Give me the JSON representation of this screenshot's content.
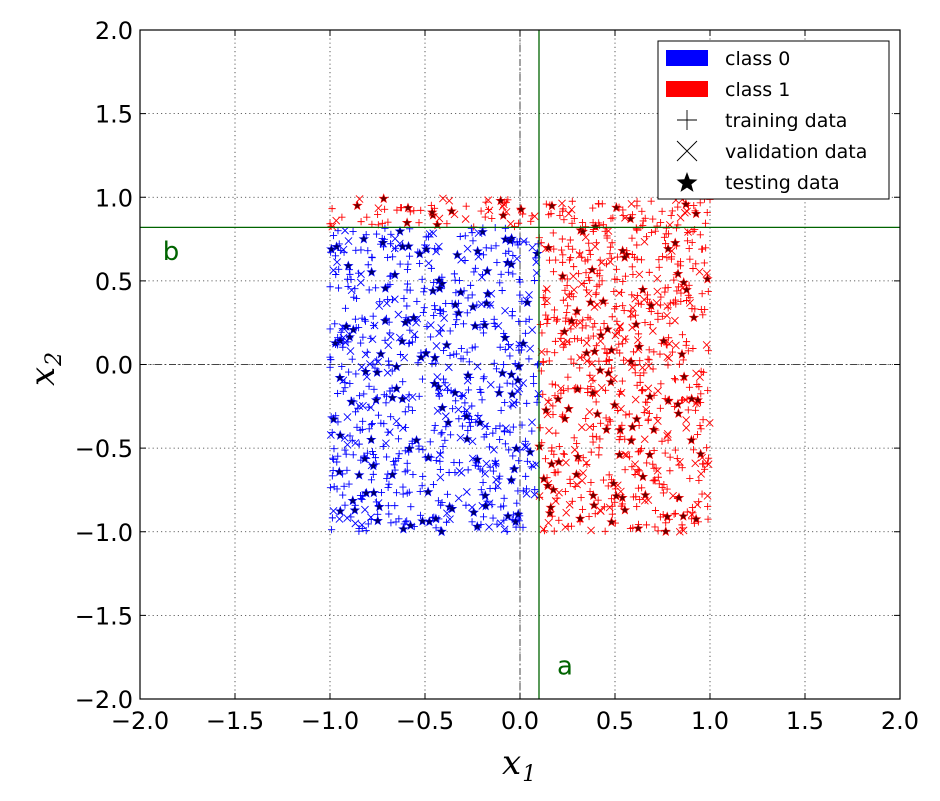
{
  "chart_data": {
    "type": "scatter",
    "title": "",
    "xlabel": "x",
    "xlabel_sub": "1",
    "ylabel": "x",
    "ylabel_sub": "2",
    "xlim": [
      -2.0,
      2.0
    ],
    "ylim": [
      -2.0,
      2.0
    ],
    "xticks": [
      -2.0,
      -1.5,
      -1.0,
      -0.5,
      0.0,
      0.5,
      1.0,
      1.5,
      2.0
    ],
    "yticks": [
      -2.0,
      -1.5,
      -1.0,
      -0.5,
      0.0,
      0.5,
      1.0,
      1.5,
      2.0
    ],
    "xtick_labels": [
      "−2.0",
      "−1.5",
      "−1.0",
      "−0.5",
      "0.0",
      "0.5",
      "1.0",
      "1.5",
      "2.0"
    ],
    "ytick_labels": [
      "−2.0",
      "−1.5",
      "−1.0",
      "−0.5",
      "0.0",
      "0.5",
      "1.0",
      "1.5",
      "2.0"
    ],
    "grid": true,
    "legend_position": "top-right",
    "sample_region": {
      "x": [
        -1.0,
        1.0
      ],
      "y": [
        -1.0,
        1.0
      ]
    },
    "classes": [
      {
        "name": "class 0",
        "color": "#0000ff",
        "testing_color": "#000066"
      },
      {
        "name": "class 1",
        "color": "#ff0000",
        "testing_color": "#660000"
      }
    ],
    "marker_types": [
      {
        "name": "training data",
        "marker": "plus"
      },
      {
        "name": "validation data",
        "marker": "x"
      },
      {
        "name": "testing data",
        "marker": "star"
      }
    ],
    "approx_point_counts": {
      "training": 1100,
      "validation": 300,
      "testing": 220
    },
    "reference_lines": [
      {
        "orientation": "vertical",
        "value": 0.0,
        "style": "dash-dot",
        "color": "#444444"
      },
      {
        "orientation": "horizontal",
        "value": 0.0,
        "style": "dash-dot",
        "color": "#444444"
      }
    ],
    "decision_lines": [
      {
        "label": "a",
        "orientation": "vertical",
        "value": 0.1,
        "color": "#006400"
      },
      {
        "label": "b",
        "orientation": "horizontal",
        "value": 0.82,
        "color": "#006400"
      }
    ],
    "class_rule": "class 1 if x1 > 0.1 or x2 > 0.82, else class 0"
  },
  "legend": {
    "items": [
      {
        "label": "class 0",
        "kind": "patch",
        "color": "#0000ff"
      },
      {
        "label": "class 1",
        "kind": "patch",
        "color": "#ff0000"
      },
      {
        "label": "training data",
        "kind": "plus",
        "color": "#000000"
      },
      {
        "label": "validation data",
        "kind": "x",
        "color": "#000000"
      },
      {
        "label": "testing data",
        "kind": "star",
        "color": "#000000"
      }
    ]
  },
  "annotations": {
    "a": "a",
    "b": "b"
  }
}
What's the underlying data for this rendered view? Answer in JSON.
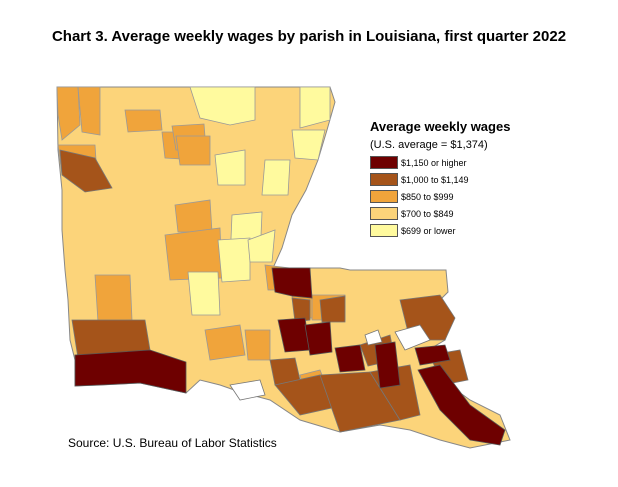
{
  "title": "Chart 3. Average weekly wages by parish in Louisiana, first quarter 2022",
  "legend": {
    "title": "Average weekly wages",
    "subtitle": "(U.S. average = $1,374)",
    "items": [
      {
        "label": "$1,150 or higher",
        "color": "#6e0000"
      },
      {
        "label": "$1,000 to $1,149",
        "color": "#a5541a"
      },
      {
        "label": "$850 to $999",
        "color": "#f0a43b"
      },
      {
        "label": "$700 to $849",
        "color": "#fcd47a"
      },
      {
        "label": "$699 or lower",
        "color": "#fffa9e"
      }
    ]
  },
  "source": "Source: U.S. Bureau of Labor Statistics"
}
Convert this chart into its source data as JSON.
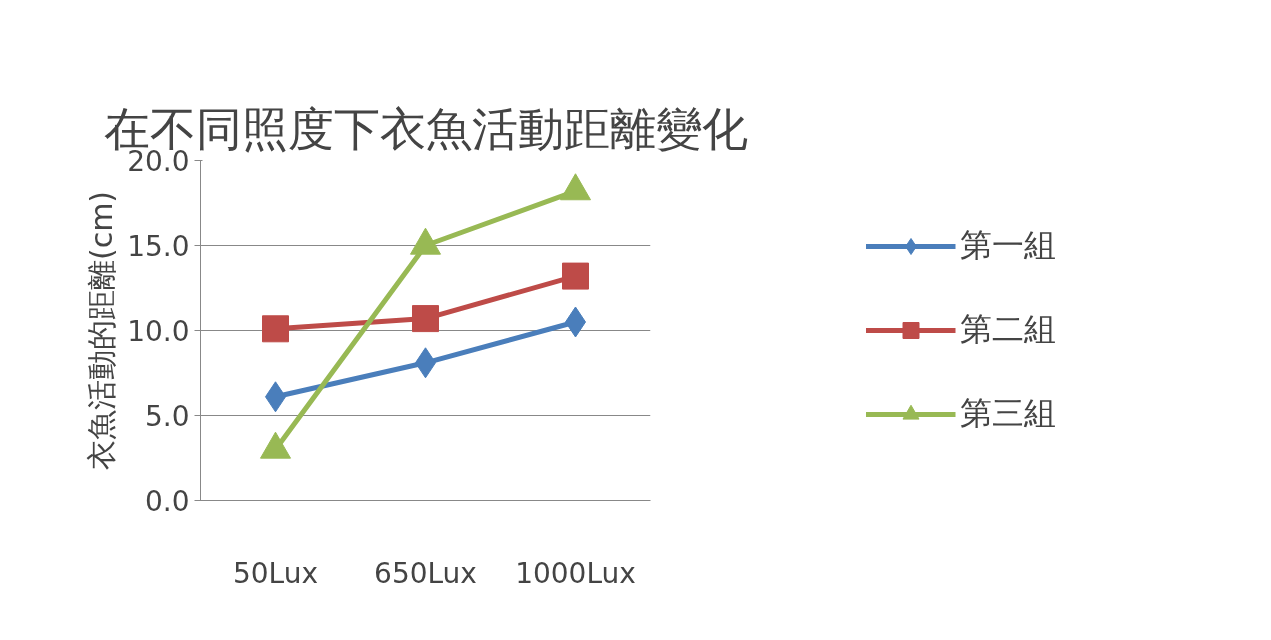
{
  "chart_data": {
    "type": "line",
    "title": "在不同照度下衣魚活動距離變化",
    "ylabel": "衣魚活動的距離(cm)",
    "categories": [
      "50Lux",
      "650Lux",
      "1000Lux"
    ],
    "series": [
      {
        "name": "第一組",
        "color": "#4a7ebb",
        "marker": "diamond",
        "values": [
          6.1,
          8.1,
          10.5
        ]
      },
      {
        "name": "第二組",
        "color": "#be4b48",
        "marker": "square",
        "values": [
          10.1,
          10.7,
          13.2
        ]
      },
      {
        "name": "第三組",
        "color": "#98b954",
        "marker": "triangle",
        "values": [
          3.0,
          15.0,
          18.2
        ]
      }
    ],
    "ylim": [
      0,
      20
    ],
    "yticks": [
      {
        "value": 0,
        "label": "0.0"
      },
      {
        "value": 5,
        "label": "5.0"
      },
      {
        "value": 10,
        "label": "10.0"
      },
      {
        "value": 15,
        "label": "15.0"
      },
      {
        "value": 20,
        "label": "20.0"
      }
    ],
    "grid": "y",
    "legend": "right",
    "line_style": "solid"
  }
}
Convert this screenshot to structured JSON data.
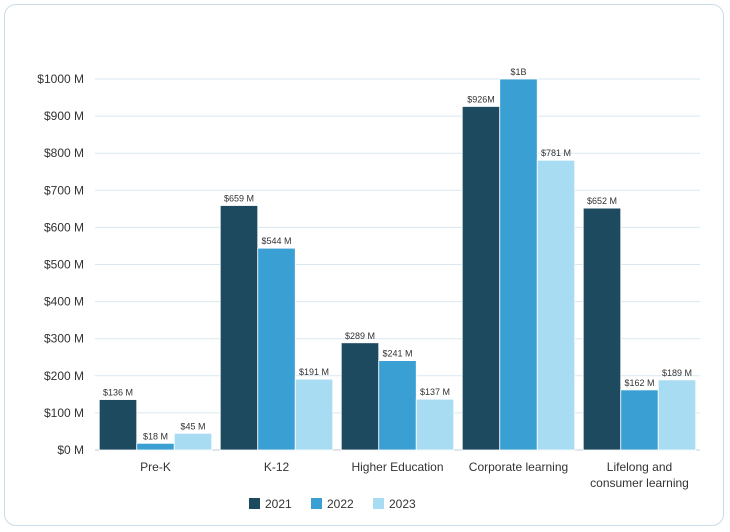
{
  "chart_data": {
    "type": "bar",
    "categories": [
      "Pre-K",
      "K-12",
      "Higher Education",
      "Corporate learning",
      "Lifelong and consumer learning"
    ],
    "category_lines": [
      [
        "Pre-K"
      ],
      [
        "K-12"
      ],
      [
        "Higher Education"
      ],
      [
        "Corporate learning"
      ],
      [
        "Lifelong and",
        "consumer learning"
      ]
    ],
    "series": [
      {
        "name": "2021",
        "color": "#1d4a5e",
        "values": [
          136,
          659,
          289,
          926,
          652
        ],
        "labels": [
          "$136 M",
          "$659 M",
          "$289 M",
          "$926M",
          "$652 M"
        ]
      },
      {
        "name": "2022",
        "color": "#3aa0d4",
        "values": [
          18,
          544,
          241,
          1000,
          162
        ],
        "labels": [
          "$18 M",
          "$544 M",
          "$241 M",
          "$1B",
          "$162 M"
        ]
      },
      {
        "name": "2023",
        "color": "#a8dcf3",
        "values": [
          45,
          191,
          137,
          781,
          189
        ],
        "labels": [
          "$45 M",
          "$191 M",
          "$137 M",
          "$781 M",
          "$189 M"
        ]
      }
    ],
    "yticks": [
      0,
      100,
      200,
      300,
      400,
      500,
      600,
      700,
      800,
      900,
      1000
    ],
    "ytick_labels": [
      "$0 M",
      "$100 M",
      "$200 M",
      "$300 M",
      "$400 M",
      "$500 M",
      "$600 M",
      "$700 M",
      "$800 M",
      "$900 M",
      "$1000 M"
    ],
    "ylim": [
      0,
      1000
    ],
    "grid": true,
    "legend_position": "bottom"
  }
}
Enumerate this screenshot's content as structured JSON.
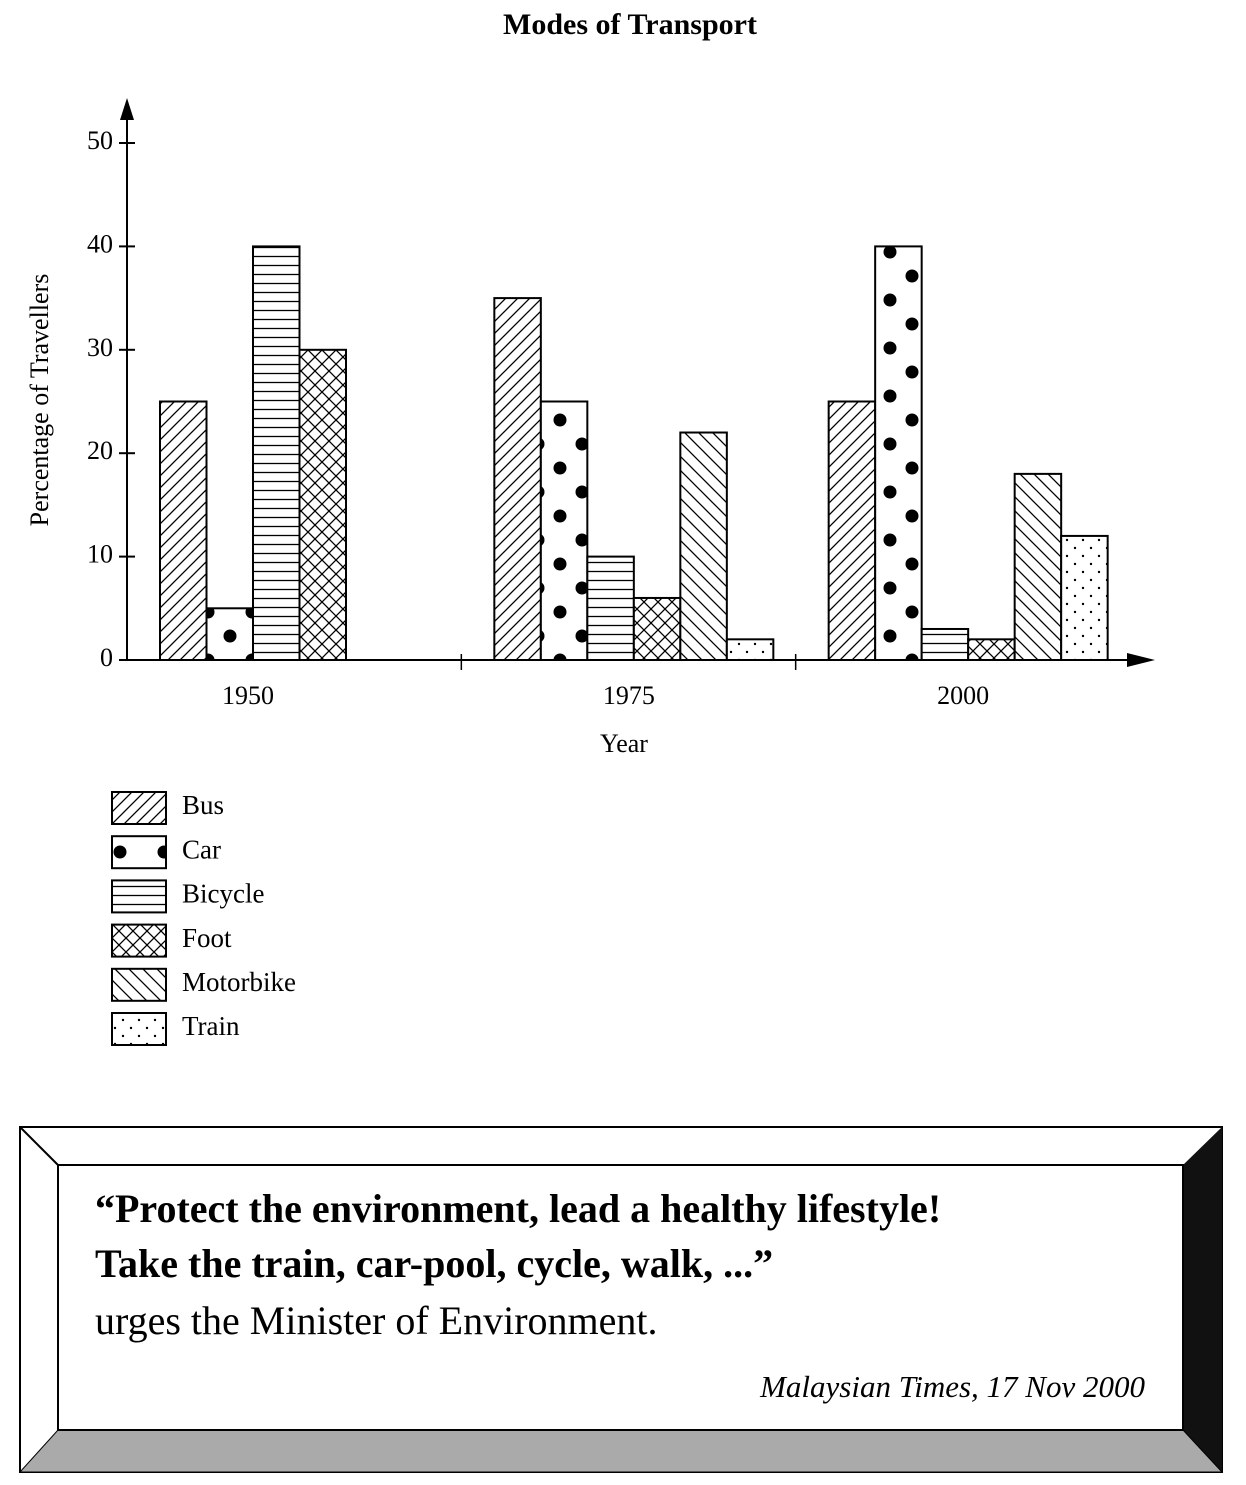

▶ _Given request_: Every record above should be written out again without change, except that the pictures are left out.

▶ _Solved problem_:
Give me the JSON representation of this screenshot's content.
{
  "chart_data": {
    "type": "scatter",
    "title": "",
    "xlabel": "x",
    "xlabel_sub": "1",
    "ylabel": "x",
    "ylabel_sub": "2",
    "xlim": [
      -2.0,
      2.0
    ],
    "ylim": [
      -2.0,
      2.0
    ],
    "xticks": [
      -2.0,
      -1.5,
      -1.0,
      -0.5,
      0.0,
      0.5,
      1.0,
      1.5,
      2.0
    ],
    "yticks": [
      -2.0,
      -1.5,
      -1.0,
      -0.5,
      0.0,
      0.5,
      1.0,
      1.5,
      2.0
    ],
    "xtick_labels": [
      "−2.0",
      "−1.5",
      "−1.0",
      "−0.5",
      "0.0",
      "0.5",
      "1.0",
      "1.5",
      "2.0"
    ],
    "ytick_labels": [
      "−2.0",
      "−1.5",
      "−1.0",
      "−0.5",
      "0.0",
      "0.5",
      "1.0",
      "1.5",
      "2.0"
    ],
    "grid": true,
    "legend_position": "top-right",
    "sample_region": {
      "x": [
        -1.0,
        1.0
      ],
      "y": [
        -1.0,
        1.0
      ]
    },
    "classes": [
      {
        "name": "class 0",
        "color": "#0000ff",
        "testing_color": "#000066"
      },
      {
        "name": "class 1",
        "color": "#ff0000",
        "testing_color": "#660000"
      }
    ],
    "marker_types": [
      {
        "name": "training data",
        "marker": "plus"
      },
      {
        "name": "validation data",
        "marker": "x"
      },
      {
        "name": "testing data",
        "marker": "star"
      }
    ],
    "approx_point_counts": {
      "training": 1100,
      "validation": 300,
      "testing": 220
    },
    "reference_lines": [
      {
        "orientation": "vertical",
        "value": 0.0,
        "style": "dash-dot",
        "color": "#444444"
      },
      {
        "orientation": "horizontal",
        "value": 0.0,
        "style": "dash-dot",
        "color": "#444444"
      }
    ],
    "decision_lines": [
      {
        "label": "a",
        "orientation": "vertical",
        "value": 0.1,
        "color": "#006400"
      },
      {
        "label": "b",
        "orientation": "horizontal",
        "value": 0.82,
        "color": "#006400"
      }
    ],
    "class_rule": "class 1 if x1 > 0.1 or x2 > 0.82, else class 0"
  },
  "legend": {
    "items": [
      {
        "label": "class 0",
        "kind": "patch",
        "color": "#0000ff"
      },
      {
        "label": "class 1",
        "kind": "patch",
        "color": "#ff0000"
      },
      {
        "label": "training data",
        "kind": "plus",
        "color": "#000000"
      },
      {
        "label": "validation data",
        "kind": "x",
        "color": "#000000"
      },
      {
        "label": "testing data",
        "kind": "star",
        "color": "#000000"
      }
    ]
  },
  "annotations": {
    "a": "a",
    "b": "b"
  }
}
What's the underlying data for this rendered view? Answer in JSON.
{
  "title": "Chart 3. Average weekly wages by parish in Louisiana, first quarter 2022",
  "legend": {
    "title": "Average weekly wages",
    "subtitle": "(U.S. average = $1,374)",
    "items": [
      {
        "label": "$1,150 or higher",
        "color": "#6e0000"
      },
      {
        "label": "$1,000 to $1,149",
        "color": "#a5541a"
      },
      {
        "label": "$850 to $999",
        "color": "#f0a43b"
      },
      {
        "label": "$700 to $849",
        "color": "#fcd47a"
      },
      {
        "label": "$699 or lower",
        "color": "#fffa9e"
      }
    ]
  },
  "source": "Source: U.S. Bureau of Labor Statistics"
}
Convert this chart into its source data as JSON.
{
  "chart_data": {
    "type": "line",
    "title": "在不同照度下衣魚活動距離變化",
    "ylabel": "衣魚活動的距離(cm)",
    "categories": [
      "50Lux",
      "650Lux",
      "1000Lux"
    ],
    "series": [
      {
        "name": "第一組",
        "color": "#4a7ebb",
        "marker": "diamond",
        "values": [
          6.1,
          8.1,
          10.5
        ]
      },
      {
        "name": "第二組",
        "color": "#be4b48",
        "marker": "square",
        "values": [
          10.1,
          10.7,
          13.2
        ]
      },
      {
        "name": "第三組",
        "color": "#98b954",
        "marker": "triangle",
        "values": [
          3.0,
          15.0,
          18.2
        ]
      }
    ],
    "ylim": [
      0,
      20
    ],
    "yticks": [
      {
        "value": 0,
        "label": "0.0"
      },
      {
        "value": 5,
        "label": "5.0"
      },
      {
        "value": 10,
        "label": "10.0"
      },
      {
        "value": 15,
        "label": "15.0"
      },
      {
        "value": 20,
        "label": "20.0"
      }
    ],
    "grid": "y",
    "legend": "right",
    "line_style": "solid"
  }
}
Convert this screenshot to structured JSON data.
{
  "chart_data": {
    "type": "bar",
    "categories": [
      "Pre-K",
      "K-12",
      "Higher Education",
      "Corporate learning",
      "Lifelong and consumer learning"
    ],
    "category_lines": [
      [
        "Pre-K"
      ],
      [
        "K-12"
      ],
      [
        "Higher Education"
      ],
      [
        "Corporate learning"
      ],
      [
        "Lifelong and",
        "consumer learning"
      ]
    ],
    "series": [
      {
        "name": "2021",
        "color": "#1d4a5e",
        "values": [
          136,
          659,
          289,
          926,
          652
        ],
        "labels": [
          "$136 M",
          "$659 M",
          "$289 M",
          "$926M",
          "$652 M"
        ]
      },
      {
        "name": "2022",
        "color": "#3aa0d4",
        "values": [
          18,
          544,
          241,
          1000,
          162
        ],
        "labels": [
          "$18 M",
          "$544 M",
          "$241 M",
          "$1B",
          "$162 M"
        ]
      },
      {
        "name": "2023",
        "color": "#a8dcf3",
        "values": [
          45,
          191,
          137,
          781,
          189
        ],
        "labels": [
          "$45 M",
          "$191 M",
          "$137 M",
          "$781 M",
          "$189 M"
        ]
      }
    ],
    "yticks": [
      0,
      100,
      200,
      300,
      400,
      500,
      600,
      700,
      800,
      900,
      1000
    ],
    "ytick_labels": [
      "$0 M",
      "$100 M",
      "$200 M",
      "$300 M",
      "$400 M",
      "$500 M",
      "$600 M",
      "$700 M",
      "$800 M",
      "$900 M",
      "$1000 M"
    ],
    "ylim": [
      0,
      1000
    ],
    "grid": true,
    "legend_position": "bottom"
  }
}
Enumerate this screenshot's content as structured JSON.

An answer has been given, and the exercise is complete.